• DATA EXTRACT

···

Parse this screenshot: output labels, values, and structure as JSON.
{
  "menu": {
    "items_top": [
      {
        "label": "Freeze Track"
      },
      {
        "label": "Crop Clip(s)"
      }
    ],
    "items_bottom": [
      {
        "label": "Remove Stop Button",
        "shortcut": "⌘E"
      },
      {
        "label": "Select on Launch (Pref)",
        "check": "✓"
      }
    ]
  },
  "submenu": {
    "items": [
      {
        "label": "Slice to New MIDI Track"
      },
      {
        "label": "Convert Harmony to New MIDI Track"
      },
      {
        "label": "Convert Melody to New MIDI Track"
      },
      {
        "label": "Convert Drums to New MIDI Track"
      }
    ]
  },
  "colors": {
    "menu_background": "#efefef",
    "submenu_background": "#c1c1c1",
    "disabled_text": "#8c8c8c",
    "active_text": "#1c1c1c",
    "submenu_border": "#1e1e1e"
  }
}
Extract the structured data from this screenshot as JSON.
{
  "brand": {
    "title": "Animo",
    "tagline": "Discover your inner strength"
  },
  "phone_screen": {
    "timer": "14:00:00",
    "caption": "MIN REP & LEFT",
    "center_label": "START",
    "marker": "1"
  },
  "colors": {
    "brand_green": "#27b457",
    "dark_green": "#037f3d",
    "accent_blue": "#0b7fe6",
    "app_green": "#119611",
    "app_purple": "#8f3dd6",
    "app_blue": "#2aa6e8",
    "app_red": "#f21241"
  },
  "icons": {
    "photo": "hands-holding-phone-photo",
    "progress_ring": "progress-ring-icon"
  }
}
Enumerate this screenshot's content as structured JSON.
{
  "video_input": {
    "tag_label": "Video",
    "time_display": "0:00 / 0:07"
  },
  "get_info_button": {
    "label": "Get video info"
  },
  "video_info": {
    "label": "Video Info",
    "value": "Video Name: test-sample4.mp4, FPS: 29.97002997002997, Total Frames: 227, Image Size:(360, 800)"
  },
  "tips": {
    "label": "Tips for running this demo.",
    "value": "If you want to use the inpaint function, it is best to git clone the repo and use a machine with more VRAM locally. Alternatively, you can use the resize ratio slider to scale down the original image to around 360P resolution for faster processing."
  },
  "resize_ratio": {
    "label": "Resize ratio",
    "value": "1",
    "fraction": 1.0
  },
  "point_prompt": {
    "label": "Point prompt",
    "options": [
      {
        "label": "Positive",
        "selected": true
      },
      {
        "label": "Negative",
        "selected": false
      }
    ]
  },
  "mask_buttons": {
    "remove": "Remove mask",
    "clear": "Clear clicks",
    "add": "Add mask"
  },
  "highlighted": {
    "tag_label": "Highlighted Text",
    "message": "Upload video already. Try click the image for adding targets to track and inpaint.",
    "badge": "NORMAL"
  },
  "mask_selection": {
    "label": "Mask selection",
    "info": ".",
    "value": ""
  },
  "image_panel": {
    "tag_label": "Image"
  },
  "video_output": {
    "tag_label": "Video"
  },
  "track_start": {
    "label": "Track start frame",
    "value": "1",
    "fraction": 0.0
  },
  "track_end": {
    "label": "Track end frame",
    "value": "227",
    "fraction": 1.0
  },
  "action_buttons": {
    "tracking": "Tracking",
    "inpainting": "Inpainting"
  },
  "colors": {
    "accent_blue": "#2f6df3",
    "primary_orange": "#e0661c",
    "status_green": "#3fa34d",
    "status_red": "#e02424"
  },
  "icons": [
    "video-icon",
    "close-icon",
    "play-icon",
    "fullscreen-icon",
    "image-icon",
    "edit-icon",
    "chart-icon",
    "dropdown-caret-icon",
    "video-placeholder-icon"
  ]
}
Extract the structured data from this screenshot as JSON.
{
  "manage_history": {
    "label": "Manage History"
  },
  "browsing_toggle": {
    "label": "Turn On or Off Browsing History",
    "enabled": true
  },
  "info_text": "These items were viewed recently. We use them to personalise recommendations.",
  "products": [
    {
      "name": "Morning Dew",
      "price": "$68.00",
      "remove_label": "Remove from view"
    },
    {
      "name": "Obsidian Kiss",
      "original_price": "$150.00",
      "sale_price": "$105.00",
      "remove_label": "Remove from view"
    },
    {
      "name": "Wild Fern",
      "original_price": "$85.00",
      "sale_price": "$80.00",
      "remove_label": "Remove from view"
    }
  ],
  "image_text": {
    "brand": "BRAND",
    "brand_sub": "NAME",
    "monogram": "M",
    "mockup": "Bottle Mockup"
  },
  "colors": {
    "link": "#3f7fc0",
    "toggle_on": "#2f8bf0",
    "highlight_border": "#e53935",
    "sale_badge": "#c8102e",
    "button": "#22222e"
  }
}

···

• PROBLEM
Check each line of the records for the word "this", and show the lines that contain it.

• FINAL RESULT
Parse this screenshot: output labels, values, and structure as JSON.
Extract the structured data from this screenshot as JSON.
Enumerate this screenshot's content as structured JSON.
    "label": "Tips for running this demo.",
Extract the structured data from this screenshot as JSON.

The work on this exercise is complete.